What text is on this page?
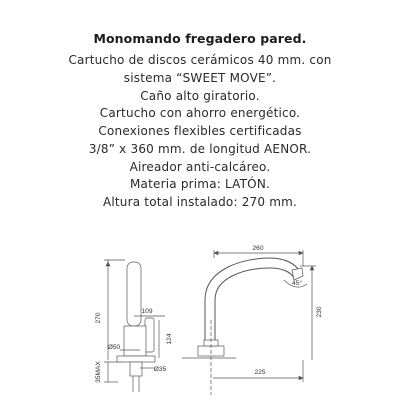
Monomando fregadero pared.
Cartucho de discos cerámicos 40 mm. con
sistema “SWEET MOVE”.
Caño alto giratorio.
Cartucho con ahorro energético.
Conexiones flexibles certificadas
3/8” x 360 mm. de longitud AENOR.
Aireador anti-calcáreo.
Materia prima: LATÓN.
Altura total instalado: 270 mm.
270
35MAX
109
124
Ø50
Ø35
260
45°
230
225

* _WHAT THE TASK ASKS_
Go through the entries and return each line where the word "Cartucho" appears.

* _REPLY_
Cartucho de discos cerámicos 40 mm. con
Cartucho con ahorro energético.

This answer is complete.